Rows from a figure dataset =
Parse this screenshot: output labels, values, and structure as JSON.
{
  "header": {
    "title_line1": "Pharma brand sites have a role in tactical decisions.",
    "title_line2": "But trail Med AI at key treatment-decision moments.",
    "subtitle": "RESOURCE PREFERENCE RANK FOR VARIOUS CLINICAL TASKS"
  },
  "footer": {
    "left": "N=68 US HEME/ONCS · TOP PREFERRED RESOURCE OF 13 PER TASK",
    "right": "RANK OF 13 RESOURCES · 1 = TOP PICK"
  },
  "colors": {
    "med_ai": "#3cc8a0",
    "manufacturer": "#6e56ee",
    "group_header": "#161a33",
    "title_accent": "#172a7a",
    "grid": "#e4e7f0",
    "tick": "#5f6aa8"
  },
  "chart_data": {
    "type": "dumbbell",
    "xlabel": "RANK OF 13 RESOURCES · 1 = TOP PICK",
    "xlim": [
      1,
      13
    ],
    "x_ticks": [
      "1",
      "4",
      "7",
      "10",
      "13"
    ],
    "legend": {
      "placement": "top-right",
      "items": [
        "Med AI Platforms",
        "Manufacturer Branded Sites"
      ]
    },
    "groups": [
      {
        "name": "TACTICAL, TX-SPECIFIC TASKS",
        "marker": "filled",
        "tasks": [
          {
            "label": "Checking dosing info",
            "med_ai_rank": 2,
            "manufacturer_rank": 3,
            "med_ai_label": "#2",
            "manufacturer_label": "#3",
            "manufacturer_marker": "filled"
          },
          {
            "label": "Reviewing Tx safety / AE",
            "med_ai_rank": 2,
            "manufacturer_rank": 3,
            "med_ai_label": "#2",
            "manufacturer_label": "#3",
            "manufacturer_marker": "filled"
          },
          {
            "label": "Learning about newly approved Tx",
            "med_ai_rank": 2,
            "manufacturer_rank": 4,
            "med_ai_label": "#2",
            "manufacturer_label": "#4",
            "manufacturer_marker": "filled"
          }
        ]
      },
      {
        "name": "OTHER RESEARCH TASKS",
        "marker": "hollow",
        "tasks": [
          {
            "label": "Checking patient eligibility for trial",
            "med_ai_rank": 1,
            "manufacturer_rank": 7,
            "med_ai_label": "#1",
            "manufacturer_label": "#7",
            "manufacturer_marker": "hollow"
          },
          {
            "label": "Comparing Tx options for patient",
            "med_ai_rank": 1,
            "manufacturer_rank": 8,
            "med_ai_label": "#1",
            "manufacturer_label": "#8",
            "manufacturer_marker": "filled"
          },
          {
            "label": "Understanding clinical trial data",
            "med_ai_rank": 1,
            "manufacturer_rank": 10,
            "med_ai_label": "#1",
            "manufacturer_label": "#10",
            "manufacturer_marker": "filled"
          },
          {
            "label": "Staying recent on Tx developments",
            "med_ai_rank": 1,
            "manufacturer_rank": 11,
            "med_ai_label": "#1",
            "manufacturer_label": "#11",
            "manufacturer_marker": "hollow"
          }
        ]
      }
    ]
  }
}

Task details = Find all lines where the word "patient" appears. Copy them.

Response below =
            "label": "Checking patient eligibility for trial",
            "label": "Comparing Tx options for patient",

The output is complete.